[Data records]
____

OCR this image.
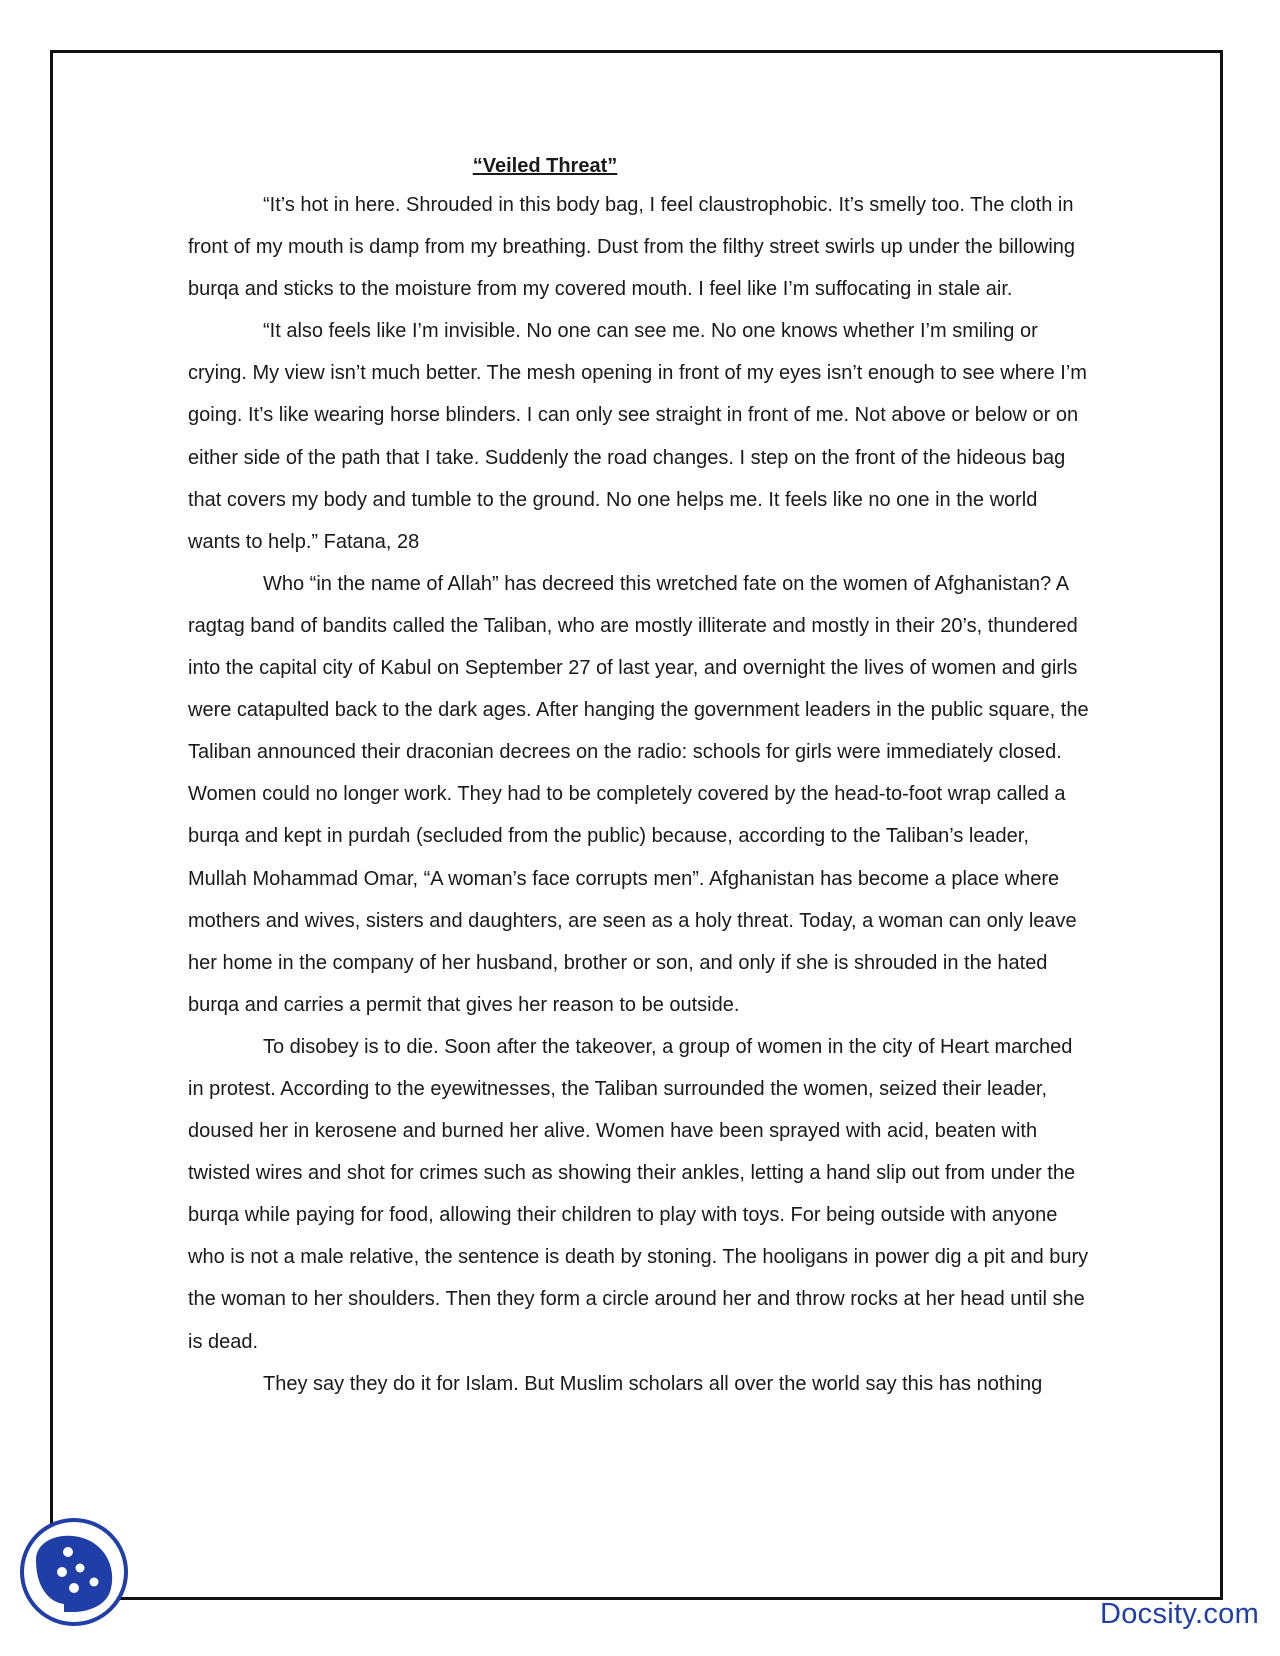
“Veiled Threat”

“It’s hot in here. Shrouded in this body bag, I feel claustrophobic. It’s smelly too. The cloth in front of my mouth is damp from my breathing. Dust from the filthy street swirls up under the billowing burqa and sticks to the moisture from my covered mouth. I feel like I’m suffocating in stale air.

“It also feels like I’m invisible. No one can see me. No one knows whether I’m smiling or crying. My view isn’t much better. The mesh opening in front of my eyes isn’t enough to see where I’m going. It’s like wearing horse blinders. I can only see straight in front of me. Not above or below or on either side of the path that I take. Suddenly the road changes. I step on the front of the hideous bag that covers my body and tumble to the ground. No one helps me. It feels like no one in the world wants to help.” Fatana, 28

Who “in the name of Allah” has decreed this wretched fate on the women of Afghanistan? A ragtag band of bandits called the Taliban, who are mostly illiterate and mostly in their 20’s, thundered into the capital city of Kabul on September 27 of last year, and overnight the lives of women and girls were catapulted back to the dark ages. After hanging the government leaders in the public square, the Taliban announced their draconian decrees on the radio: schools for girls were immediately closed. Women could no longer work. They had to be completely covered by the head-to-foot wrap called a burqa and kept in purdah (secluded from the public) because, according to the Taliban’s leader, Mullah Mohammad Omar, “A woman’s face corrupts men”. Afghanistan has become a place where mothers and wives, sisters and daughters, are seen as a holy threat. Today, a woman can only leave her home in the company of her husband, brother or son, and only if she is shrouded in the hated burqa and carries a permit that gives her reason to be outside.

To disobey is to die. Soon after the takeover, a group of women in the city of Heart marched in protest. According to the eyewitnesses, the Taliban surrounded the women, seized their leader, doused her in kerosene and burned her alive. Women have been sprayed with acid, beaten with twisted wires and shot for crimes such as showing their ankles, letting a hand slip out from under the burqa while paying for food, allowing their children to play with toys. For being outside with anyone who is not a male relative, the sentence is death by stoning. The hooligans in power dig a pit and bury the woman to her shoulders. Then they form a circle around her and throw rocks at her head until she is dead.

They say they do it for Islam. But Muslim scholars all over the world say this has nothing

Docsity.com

____

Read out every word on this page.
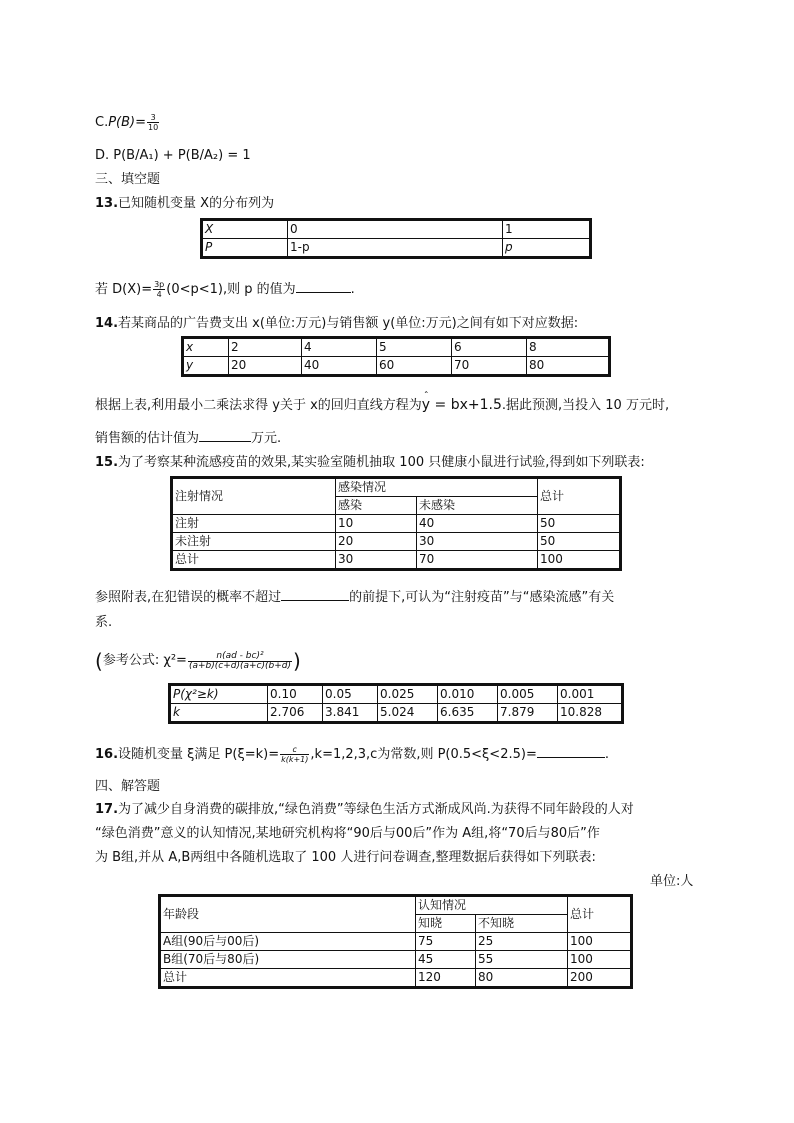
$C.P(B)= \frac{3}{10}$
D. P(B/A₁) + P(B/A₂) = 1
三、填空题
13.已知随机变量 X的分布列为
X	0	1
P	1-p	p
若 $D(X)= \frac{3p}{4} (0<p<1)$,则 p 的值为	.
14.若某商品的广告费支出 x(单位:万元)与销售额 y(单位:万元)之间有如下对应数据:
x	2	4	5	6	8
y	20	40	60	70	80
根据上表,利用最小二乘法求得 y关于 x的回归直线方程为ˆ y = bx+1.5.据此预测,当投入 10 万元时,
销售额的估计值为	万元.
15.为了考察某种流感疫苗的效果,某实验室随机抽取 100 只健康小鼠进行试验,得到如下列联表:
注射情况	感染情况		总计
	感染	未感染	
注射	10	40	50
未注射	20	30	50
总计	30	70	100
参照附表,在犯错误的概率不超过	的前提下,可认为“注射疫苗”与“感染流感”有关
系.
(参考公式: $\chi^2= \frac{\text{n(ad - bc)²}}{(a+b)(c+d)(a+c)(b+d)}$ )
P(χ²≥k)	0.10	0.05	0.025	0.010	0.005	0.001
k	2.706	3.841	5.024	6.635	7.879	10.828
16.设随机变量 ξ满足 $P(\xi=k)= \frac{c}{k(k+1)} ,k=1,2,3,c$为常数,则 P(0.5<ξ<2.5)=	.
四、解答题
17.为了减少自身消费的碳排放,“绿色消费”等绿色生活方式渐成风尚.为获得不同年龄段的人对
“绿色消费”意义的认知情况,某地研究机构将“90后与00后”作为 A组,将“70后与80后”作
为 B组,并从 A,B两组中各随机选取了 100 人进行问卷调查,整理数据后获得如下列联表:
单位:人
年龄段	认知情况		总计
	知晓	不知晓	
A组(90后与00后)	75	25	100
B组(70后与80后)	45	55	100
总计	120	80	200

____

**Given request**
From the entries above, collect every line with the string "that" in it.

**Final result**
“It also feels like I’m invisible. No one can see me. No one knows whether I’m smiling or crying. My view isn’t much better. The mesh opening in front of my eyes isn’t enough to see where I’m going. It’s like wearing horse blinders. I can only see straight in front of me. Not above or below or on either side of the path that I take. Suddenly the road changes. I step on the front of the hideous bag that covers my body and tumble to the ground. No one helps me. It feels like no one in the world wants to help.” Fatana, 28
Who “in the name of Allah” has decreed this wretched fate on the women of Afghanistan? A ragtag band of bandits called the Taliban, who are mostly illiterate and mostly in their 20’s, thundered into the capital city of Kabul on September 27 of last year, and overnight the lives of women and girls were catapulted back to the dark ages. After hanging the government leaders in the public square, the Taliban announced their draconian decrees on the radio: schools for girls were immediately closed. Women could no longer work. They had to be completely covered by the head-to-foot wrap called a burqa and kept in purdah (secluded from the public) because, according to the Taliban’s leader, Mullah Mohammad Omar, “A woman’s face corrupts men”. Afghanistan has become a place where mothers and wives, sisters and daughters, are seen as a holy threat. Today, a woman can only leave her home in the company of her husband, brother or son, and only if she is shrouded in the hated burqa and carries a permit that gives her reason to be outside.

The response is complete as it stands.